• [Stated task]: Skip the pictures. Copy all the rest of the records down exactly.

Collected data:

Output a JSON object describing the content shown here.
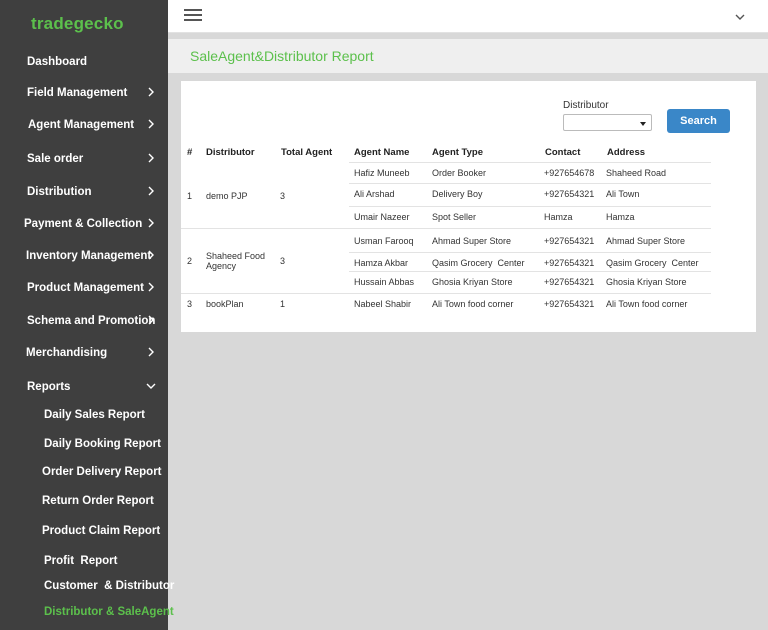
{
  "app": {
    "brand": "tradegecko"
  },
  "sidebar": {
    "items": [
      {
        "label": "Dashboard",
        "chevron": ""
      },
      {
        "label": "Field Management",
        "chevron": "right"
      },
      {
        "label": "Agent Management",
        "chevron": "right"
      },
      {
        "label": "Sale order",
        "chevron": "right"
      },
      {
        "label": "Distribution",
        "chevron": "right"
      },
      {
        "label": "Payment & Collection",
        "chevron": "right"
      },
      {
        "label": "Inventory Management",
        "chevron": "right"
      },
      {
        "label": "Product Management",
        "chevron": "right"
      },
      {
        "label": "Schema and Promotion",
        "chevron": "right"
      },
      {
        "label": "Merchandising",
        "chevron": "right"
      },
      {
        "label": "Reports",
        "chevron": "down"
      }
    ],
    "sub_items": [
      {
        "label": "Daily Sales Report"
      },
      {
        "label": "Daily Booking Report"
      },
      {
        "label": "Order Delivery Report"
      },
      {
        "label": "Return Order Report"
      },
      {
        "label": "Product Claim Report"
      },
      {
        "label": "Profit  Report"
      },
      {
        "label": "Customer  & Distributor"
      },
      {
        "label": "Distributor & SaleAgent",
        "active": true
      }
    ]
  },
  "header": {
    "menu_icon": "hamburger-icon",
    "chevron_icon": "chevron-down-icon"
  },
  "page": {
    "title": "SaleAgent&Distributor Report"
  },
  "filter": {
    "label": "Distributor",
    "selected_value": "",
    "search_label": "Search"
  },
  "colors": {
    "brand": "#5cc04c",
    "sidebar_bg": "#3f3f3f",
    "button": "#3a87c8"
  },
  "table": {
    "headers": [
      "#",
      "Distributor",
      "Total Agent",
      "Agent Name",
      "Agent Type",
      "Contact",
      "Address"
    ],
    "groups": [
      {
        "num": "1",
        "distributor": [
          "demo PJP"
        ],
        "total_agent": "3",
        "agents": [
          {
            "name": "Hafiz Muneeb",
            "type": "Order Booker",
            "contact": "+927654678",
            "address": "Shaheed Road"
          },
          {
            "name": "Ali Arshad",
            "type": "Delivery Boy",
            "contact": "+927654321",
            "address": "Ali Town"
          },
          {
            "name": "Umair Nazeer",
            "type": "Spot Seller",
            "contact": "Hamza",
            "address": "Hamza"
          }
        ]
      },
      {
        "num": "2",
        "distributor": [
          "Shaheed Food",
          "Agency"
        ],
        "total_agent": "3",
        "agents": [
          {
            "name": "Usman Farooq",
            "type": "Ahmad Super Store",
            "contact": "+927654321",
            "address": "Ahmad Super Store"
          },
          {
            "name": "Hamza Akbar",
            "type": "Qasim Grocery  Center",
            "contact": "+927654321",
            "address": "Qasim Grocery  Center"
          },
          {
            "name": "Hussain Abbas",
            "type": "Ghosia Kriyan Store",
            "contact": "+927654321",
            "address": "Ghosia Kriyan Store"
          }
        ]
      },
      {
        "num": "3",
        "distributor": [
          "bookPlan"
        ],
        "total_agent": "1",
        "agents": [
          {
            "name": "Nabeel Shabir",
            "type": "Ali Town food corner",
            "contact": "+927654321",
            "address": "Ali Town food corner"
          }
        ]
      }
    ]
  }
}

• [Result of the task]:
Output a JSON object describing the content shown here.
{
  "app": {
    "brand": "tradegecko"
  },
  "sidebar": {
    "items": [
      {
        "label": "Dashboard",
        "chevron": ""
      },
      {
        "label": "Field Management",
        "chevron": "right"
      },
      {
        "label": "Agent Management",
        "chevron": "right"
      },
      {
        "label": "Sale order",
        "chevron": "right"
      },
      {
        "label": "Distribution",
        "chevron": "right"
      },
      {
        "label": "Payment & Collection",
        "chevron": "right"
      },
      {
        "label": "Inventory Management",
        "chevron": "right"
      },
      {
        "label": "Product Management",
        "chevron": "right"
      },
      {
        "label": "Schema and Promotion",
        "chevron": "right"
      },
      {
        "label": "Merchandising",
        "chevron": "right"
      },
      {
        "label": "Reports",
        "chevron": "down"
      }
    ],
    "sub_items": [
      {
        "label": "Daily Sales Report"
      },
      {
        "label": "Daily Booking Report"
      },
      {
        "label": "Order Delivery Report"
      },
      {
        "label": "Return Order Report"
      },
      {
        "label": "Product Claim Report"
      },
      {
        "label": "Profit  Report"
      },
      {
        "label": "Customer  & Distributor"
      },
      {
        "label": "Distributor & SaleAgent",
        "active": true
      }
    ]
  },
  "header": {
    "menu_icon": "hamburger-icon",
    "chevron_icon": "chevron-down-icon"
  },
  "page": {
    "title": "SaleAgent&Distributor Report"
  },
  "filter": {
    "label": "Distributor",
    "selected_value": "",
    "search_label": "Search"
  },
  "colors": {
    "brand": "#5cc04c",
    "sidebar_bg": "#3f3f3f",
    "button": "#3a87c8"
  },
  "table": {
    "headers": [
      "#",
      "Distributor",
      "Total Agent",
      "Agent Name",
      "Agent Type",
      "Contact",
      "Address"
    ],
    "groups": [
      {
        "num": "1",
        "distributor": [
          "demo PJP"
        ],
        "total_agent": "3",
        "agents": [
          {
            "name": "Hafiz Muneeb",
            "type": "Order Booker",
            "contact": "+927654678",
            "address": "Shaheed Road"
          },
          {
            "name": "Ali Arshad",
            "type": "Delivery Boy",
            "contact": "+927654321",
            "address": "Ali Town"
          },
          {
            "name": "Umair Nazeer",
            "type": "Spot Seller",
            "contact": "Hamza",
            "address": "Hamza"
          }
        ]
      },
      {
        "num": "2",
        "distributor": [
          "Shaheed Food",
          "Agency"
        ],
        "total_agent": "3",
        "agents": [
          {
            "name": "Usman Farooq",
            "type": "Ahmad Super Store",
            "contact": "+927654321",
            "address": "Ahmad Super Store"
          },
          {
            "name": "Hamza Akbar",
            "type": "Qasim Grocery  Center",
            "contact": "+927654321",
            "address": "Qasim Grocery  Center"
          },
          {
            "name": "Hussain Abbas",
            "type": "Ghosia Kriyan Store",
            "contact": "+927654321",
            "address": "Ghosia Kriyan Store"
          }
        ]
      },
      {
        "num": "3",
        "distributor": [
          "bookPlan"
        ],
        "total_agent": "1",
        "agents": [
          {
            "name": "Nabeel Shabir",
            "type": "Ali Town food corner",
            "contact": "+927654321",
            "address": "Ali Town food corner"
          }
        ]
      }
    ]
  }
}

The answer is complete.